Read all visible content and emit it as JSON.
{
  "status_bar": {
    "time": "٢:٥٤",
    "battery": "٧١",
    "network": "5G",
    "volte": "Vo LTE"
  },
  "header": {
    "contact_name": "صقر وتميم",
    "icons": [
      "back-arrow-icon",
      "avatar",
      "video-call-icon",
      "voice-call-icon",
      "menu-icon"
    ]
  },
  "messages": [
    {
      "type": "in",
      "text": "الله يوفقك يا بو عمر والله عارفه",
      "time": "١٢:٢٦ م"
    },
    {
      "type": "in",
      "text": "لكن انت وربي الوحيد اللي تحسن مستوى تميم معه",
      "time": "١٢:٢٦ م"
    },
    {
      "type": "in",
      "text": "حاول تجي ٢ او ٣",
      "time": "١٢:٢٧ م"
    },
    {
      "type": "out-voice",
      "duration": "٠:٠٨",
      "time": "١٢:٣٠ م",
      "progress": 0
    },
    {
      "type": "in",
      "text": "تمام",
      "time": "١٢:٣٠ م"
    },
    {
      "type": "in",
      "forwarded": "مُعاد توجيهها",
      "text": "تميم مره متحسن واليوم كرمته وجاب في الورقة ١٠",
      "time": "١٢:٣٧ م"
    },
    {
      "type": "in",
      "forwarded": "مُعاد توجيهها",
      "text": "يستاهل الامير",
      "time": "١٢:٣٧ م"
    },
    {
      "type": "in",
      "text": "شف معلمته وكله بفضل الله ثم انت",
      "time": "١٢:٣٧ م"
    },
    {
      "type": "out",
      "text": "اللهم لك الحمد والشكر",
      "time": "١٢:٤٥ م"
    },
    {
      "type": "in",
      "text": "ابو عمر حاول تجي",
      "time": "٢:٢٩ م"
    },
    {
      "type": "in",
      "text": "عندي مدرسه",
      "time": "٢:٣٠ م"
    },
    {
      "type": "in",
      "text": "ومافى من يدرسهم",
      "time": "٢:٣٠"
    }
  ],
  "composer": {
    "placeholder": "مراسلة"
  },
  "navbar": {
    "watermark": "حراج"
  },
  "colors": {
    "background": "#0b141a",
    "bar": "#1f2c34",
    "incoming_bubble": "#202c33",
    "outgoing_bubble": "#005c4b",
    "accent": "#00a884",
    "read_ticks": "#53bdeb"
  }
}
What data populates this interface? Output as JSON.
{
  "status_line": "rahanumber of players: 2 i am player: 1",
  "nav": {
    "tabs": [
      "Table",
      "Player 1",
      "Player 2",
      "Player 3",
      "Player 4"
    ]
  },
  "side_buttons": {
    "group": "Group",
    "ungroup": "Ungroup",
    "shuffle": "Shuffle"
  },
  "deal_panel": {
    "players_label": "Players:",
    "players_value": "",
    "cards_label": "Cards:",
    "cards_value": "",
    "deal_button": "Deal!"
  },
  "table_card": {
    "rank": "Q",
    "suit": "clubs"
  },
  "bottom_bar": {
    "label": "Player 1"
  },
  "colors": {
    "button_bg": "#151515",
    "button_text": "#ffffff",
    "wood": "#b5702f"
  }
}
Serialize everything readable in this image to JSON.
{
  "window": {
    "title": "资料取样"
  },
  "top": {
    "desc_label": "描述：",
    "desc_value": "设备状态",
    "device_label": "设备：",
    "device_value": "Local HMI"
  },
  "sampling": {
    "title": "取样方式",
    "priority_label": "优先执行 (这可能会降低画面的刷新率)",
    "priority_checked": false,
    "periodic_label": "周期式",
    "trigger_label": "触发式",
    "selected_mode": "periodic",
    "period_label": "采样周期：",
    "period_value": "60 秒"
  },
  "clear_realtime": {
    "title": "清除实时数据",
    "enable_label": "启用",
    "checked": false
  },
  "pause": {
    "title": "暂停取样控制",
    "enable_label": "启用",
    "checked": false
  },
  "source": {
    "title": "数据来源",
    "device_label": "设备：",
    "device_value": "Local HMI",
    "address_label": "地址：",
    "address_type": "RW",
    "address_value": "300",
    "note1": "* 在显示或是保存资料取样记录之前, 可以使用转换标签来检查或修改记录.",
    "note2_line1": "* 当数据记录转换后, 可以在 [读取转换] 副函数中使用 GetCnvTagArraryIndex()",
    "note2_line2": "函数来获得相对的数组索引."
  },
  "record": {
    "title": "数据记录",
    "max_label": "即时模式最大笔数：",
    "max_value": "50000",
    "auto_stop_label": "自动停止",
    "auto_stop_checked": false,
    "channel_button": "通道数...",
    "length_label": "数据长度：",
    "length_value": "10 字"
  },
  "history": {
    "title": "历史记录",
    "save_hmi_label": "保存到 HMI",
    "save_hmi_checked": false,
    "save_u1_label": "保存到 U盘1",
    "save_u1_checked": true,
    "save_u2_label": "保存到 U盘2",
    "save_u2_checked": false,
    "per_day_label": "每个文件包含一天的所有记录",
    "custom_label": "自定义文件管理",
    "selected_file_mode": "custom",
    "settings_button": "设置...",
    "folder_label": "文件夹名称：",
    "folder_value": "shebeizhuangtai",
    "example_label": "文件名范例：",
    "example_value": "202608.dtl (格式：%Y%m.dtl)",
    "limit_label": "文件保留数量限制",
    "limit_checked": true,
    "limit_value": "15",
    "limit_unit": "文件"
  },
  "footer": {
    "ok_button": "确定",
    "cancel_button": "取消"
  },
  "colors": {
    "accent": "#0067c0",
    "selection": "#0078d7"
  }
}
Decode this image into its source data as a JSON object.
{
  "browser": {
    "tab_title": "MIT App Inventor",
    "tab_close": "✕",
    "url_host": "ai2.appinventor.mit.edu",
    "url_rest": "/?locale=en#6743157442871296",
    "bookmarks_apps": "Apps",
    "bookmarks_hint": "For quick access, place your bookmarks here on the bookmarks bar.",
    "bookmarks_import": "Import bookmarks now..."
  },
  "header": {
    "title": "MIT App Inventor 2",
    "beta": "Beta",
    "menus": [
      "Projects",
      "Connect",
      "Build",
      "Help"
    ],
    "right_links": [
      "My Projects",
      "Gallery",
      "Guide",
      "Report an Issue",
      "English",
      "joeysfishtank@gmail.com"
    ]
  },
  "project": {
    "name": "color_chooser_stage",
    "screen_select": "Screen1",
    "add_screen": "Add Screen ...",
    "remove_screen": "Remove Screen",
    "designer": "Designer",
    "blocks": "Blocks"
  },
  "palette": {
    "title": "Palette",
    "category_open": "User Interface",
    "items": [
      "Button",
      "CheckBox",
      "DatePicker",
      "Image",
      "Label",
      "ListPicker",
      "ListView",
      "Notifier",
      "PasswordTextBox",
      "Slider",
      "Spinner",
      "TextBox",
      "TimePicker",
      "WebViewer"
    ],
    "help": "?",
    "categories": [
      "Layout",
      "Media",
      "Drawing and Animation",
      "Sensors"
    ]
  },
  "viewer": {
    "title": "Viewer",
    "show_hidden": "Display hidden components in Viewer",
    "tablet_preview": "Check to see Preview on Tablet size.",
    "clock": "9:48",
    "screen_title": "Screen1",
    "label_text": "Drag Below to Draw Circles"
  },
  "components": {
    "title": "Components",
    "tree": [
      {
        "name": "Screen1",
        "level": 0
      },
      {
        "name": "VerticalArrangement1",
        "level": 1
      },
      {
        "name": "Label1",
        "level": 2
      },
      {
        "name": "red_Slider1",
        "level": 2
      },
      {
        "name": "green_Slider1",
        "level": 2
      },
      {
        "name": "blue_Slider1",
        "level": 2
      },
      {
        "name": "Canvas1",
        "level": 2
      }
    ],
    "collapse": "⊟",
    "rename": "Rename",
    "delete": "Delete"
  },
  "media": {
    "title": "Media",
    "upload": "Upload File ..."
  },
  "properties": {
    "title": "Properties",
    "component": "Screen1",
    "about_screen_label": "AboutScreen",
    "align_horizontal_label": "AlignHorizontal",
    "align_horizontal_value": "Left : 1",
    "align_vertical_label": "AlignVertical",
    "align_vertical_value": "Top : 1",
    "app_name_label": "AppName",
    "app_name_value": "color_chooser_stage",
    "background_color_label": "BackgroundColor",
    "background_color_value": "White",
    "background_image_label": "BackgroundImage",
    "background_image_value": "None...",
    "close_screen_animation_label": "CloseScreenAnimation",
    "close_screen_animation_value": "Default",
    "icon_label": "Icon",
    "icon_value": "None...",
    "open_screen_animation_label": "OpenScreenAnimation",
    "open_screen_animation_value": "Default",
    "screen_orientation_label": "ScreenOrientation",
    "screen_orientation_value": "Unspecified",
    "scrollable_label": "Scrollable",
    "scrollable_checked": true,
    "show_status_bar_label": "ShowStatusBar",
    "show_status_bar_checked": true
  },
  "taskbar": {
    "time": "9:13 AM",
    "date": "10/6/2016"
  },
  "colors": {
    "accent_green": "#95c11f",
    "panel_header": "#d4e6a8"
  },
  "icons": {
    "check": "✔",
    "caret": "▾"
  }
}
----------
• [EXERCISE]: Copy each line above containing the string "None".

• [FINAL RESULT]:
    "background_image_value": "None...",
    "icon_value": "None...",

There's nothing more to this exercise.